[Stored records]
-=-=-=-=-
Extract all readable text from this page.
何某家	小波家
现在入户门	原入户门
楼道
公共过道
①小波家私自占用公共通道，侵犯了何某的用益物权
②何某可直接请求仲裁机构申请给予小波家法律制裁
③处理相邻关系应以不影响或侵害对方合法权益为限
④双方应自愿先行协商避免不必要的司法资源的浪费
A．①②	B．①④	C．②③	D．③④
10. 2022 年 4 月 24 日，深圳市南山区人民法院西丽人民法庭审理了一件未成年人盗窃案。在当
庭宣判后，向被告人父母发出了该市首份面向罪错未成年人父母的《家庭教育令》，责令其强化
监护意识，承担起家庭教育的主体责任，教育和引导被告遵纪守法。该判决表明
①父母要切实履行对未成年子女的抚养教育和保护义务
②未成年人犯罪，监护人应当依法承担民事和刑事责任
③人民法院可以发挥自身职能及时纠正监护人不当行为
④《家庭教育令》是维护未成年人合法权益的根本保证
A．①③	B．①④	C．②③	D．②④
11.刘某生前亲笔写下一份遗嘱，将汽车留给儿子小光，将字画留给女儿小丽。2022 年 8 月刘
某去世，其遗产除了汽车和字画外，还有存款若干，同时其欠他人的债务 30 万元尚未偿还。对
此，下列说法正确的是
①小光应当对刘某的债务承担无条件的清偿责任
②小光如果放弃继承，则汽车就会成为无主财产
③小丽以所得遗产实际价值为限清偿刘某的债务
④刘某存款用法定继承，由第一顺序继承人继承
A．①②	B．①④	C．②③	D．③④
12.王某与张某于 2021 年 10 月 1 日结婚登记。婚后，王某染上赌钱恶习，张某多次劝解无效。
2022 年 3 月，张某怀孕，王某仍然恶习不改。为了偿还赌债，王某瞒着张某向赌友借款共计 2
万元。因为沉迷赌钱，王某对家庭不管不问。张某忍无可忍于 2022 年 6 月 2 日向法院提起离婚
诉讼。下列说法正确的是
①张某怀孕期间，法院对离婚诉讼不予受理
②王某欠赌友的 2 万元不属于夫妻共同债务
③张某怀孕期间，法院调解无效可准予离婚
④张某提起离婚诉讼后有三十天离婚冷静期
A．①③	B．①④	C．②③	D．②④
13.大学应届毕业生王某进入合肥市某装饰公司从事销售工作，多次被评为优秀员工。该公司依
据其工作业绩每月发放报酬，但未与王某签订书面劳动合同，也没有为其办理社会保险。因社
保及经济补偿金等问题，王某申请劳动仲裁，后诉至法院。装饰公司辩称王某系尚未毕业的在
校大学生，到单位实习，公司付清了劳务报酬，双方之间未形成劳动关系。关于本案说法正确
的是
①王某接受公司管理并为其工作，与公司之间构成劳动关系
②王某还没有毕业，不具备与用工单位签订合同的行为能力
-=-=-=-=-
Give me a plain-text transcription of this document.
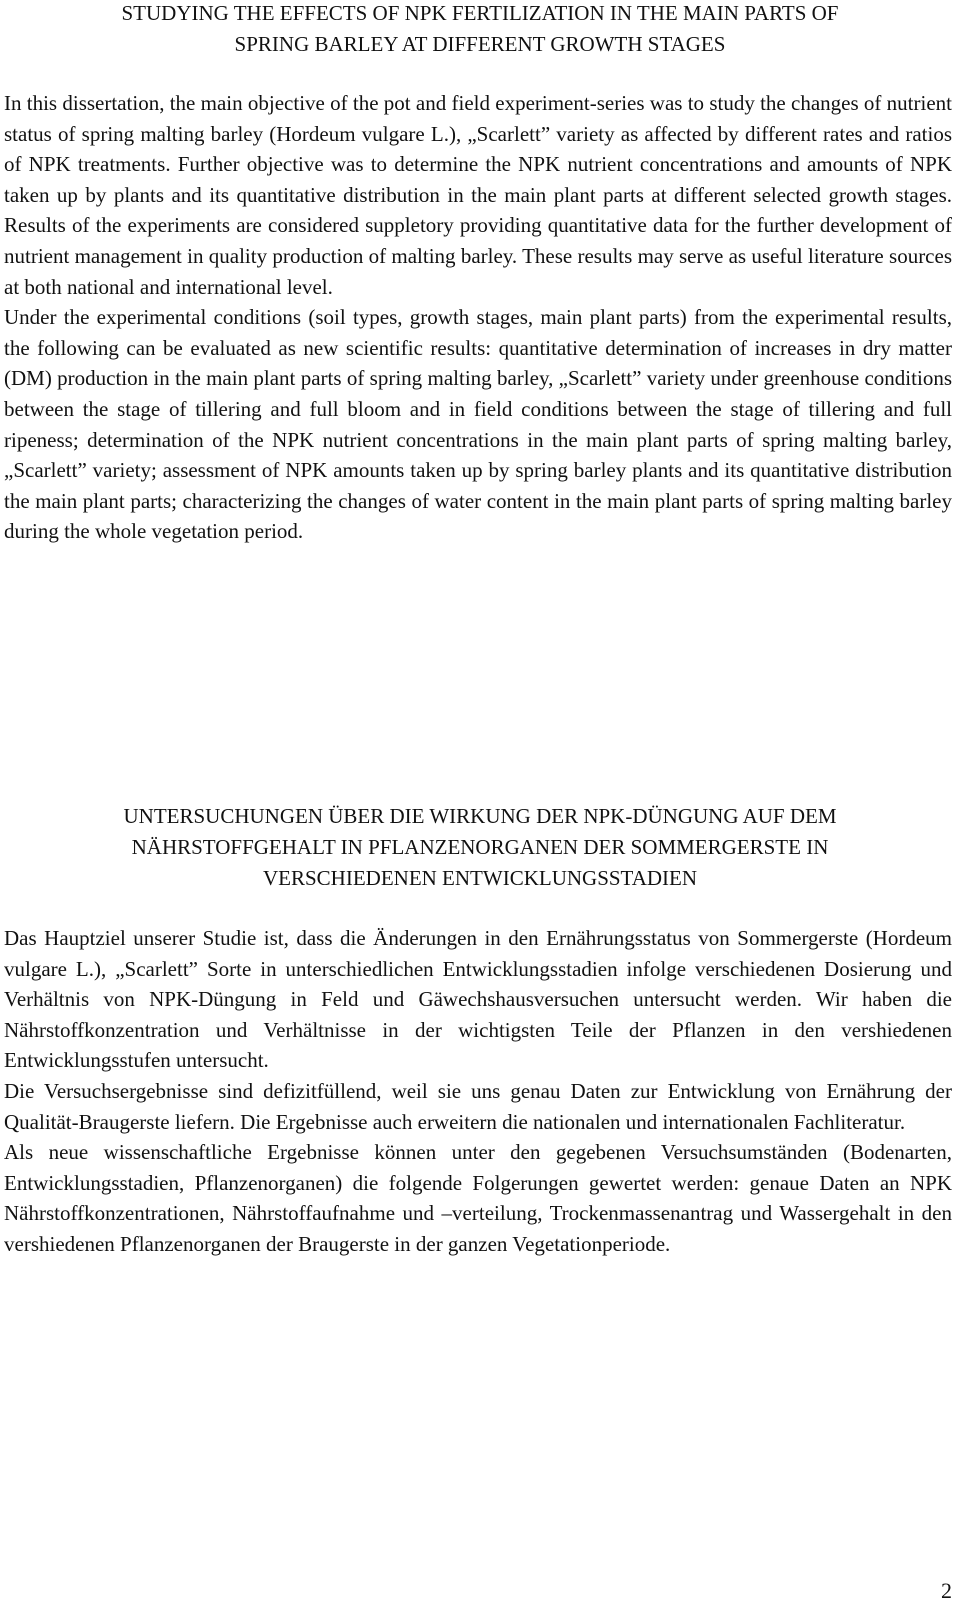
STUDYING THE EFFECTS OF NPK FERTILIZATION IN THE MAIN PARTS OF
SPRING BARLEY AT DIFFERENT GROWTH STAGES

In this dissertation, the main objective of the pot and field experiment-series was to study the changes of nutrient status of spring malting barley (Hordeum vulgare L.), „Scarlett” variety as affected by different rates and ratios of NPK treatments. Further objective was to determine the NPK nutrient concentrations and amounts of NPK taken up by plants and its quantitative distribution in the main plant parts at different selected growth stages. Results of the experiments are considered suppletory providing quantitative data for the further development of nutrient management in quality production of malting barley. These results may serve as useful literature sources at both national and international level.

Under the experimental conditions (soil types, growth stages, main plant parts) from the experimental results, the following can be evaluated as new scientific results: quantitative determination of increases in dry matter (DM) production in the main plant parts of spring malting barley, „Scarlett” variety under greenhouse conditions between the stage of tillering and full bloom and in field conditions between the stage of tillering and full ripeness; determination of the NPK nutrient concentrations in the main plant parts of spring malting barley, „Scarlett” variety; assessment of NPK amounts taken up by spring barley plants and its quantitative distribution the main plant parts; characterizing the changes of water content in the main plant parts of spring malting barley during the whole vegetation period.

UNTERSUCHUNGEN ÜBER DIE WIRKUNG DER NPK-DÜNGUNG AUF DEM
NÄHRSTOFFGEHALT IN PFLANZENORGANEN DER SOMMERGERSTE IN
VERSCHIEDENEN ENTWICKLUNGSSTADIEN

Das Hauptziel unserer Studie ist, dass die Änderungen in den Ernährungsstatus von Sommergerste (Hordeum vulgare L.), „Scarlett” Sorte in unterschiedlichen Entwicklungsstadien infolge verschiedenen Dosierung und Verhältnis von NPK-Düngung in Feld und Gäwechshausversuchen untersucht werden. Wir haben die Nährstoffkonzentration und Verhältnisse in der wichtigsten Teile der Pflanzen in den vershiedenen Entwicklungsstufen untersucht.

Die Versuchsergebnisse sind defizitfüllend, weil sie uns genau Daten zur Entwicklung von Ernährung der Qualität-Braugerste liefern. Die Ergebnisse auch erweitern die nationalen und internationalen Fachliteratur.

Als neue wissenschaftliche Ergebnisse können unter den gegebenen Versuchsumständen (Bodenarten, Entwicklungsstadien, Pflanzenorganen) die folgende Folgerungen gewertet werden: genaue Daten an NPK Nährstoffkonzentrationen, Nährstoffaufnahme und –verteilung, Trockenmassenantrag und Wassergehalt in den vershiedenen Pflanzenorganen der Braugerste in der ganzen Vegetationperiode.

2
-=-=-=-=-
Among the lines of the data above, count those holding "Hordeum" and state only the number.

**Answer to this problem**. 2